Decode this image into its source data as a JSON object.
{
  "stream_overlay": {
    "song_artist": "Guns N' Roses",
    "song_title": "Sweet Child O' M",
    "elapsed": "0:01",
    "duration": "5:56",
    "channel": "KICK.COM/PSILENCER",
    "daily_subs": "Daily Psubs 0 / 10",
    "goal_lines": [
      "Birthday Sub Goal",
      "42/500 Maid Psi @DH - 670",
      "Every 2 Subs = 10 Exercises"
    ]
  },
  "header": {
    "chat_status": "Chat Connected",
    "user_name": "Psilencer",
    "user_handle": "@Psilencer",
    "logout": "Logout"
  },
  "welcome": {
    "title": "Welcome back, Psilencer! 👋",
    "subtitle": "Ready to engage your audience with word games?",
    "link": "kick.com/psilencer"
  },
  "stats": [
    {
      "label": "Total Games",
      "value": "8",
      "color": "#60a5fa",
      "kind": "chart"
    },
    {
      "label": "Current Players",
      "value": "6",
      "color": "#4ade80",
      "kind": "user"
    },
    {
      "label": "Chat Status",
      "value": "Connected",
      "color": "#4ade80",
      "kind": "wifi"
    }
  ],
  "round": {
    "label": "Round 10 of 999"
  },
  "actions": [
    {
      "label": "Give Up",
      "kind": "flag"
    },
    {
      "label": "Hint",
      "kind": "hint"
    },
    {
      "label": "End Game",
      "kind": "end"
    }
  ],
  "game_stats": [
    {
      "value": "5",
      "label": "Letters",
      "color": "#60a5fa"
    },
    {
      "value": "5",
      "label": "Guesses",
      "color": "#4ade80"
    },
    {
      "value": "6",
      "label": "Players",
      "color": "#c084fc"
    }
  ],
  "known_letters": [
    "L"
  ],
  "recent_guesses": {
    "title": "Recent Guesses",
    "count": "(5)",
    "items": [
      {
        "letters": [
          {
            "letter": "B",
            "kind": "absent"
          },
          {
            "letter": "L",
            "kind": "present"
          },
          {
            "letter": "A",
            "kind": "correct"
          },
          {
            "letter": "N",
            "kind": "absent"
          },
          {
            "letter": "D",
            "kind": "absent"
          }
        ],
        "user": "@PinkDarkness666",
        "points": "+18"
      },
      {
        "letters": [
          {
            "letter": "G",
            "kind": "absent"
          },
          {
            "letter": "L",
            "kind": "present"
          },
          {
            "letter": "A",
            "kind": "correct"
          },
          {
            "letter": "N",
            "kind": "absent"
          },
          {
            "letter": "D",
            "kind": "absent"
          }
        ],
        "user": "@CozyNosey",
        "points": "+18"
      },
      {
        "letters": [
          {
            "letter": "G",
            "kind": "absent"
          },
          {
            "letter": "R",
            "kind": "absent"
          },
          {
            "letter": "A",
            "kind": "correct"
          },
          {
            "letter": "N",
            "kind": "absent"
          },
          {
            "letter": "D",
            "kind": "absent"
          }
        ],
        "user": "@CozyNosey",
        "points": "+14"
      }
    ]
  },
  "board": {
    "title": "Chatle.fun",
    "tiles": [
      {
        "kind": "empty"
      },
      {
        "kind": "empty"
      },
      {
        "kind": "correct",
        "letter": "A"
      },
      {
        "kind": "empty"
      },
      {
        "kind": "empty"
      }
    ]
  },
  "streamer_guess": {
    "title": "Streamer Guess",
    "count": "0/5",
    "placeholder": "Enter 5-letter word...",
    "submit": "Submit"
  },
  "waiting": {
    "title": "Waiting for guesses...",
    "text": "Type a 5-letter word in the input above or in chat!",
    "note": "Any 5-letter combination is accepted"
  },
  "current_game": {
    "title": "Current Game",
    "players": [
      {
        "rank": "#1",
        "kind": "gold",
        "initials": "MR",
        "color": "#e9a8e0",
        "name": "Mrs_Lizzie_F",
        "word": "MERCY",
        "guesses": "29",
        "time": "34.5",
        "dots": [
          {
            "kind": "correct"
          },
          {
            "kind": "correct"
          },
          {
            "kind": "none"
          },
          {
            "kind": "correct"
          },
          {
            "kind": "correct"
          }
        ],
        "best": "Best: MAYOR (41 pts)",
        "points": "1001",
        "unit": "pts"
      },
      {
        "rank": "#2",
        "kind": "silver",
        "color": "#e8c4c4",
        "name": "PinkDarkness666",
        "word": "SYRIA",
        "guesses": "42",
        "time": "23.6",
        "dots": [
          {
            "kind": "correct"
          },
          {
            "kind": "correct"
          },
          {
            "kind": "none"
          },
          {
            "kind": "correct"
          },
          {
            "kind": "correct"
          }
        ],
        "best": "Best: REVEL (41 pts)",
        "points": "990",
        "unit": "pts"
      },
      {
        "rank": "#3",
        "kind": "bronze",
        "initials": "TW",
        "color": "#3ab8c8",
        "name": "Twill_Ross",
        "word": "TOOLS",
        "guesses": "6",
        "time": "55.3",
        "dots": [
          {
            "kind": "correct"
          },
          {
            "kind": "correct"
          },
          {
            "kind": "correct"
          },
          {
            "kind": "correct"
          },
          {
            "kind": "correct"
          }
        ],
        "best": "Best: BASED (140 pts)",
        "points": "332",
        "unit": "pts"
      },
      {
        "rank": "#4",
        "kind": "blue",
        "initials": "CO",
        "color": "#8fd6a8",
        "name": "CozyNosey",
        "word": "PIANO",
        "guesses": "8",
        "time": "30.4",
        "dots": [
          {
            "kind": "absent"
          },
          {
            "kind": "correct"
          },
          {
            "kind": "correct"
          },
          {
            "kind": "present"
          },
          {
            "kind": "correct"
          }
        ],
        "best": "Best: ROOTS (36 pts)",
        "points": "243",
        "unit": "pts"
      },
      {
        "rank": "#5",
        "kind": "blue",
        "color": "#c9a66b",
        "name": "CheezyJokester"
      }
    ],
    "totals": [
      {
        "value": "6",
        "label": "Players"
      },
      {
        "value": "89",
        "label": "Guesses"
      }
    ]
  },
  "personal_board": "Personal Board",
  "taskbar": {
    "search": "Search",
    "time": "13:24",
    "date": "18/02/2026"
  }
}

———

For each line in the data above that contains the string "points", extract the line.

        "points": "+18"
        "points": "+18"
        "points": "+14"
        "points": "1001",
        "points": "990",
        "points": "332",
        "points": "243",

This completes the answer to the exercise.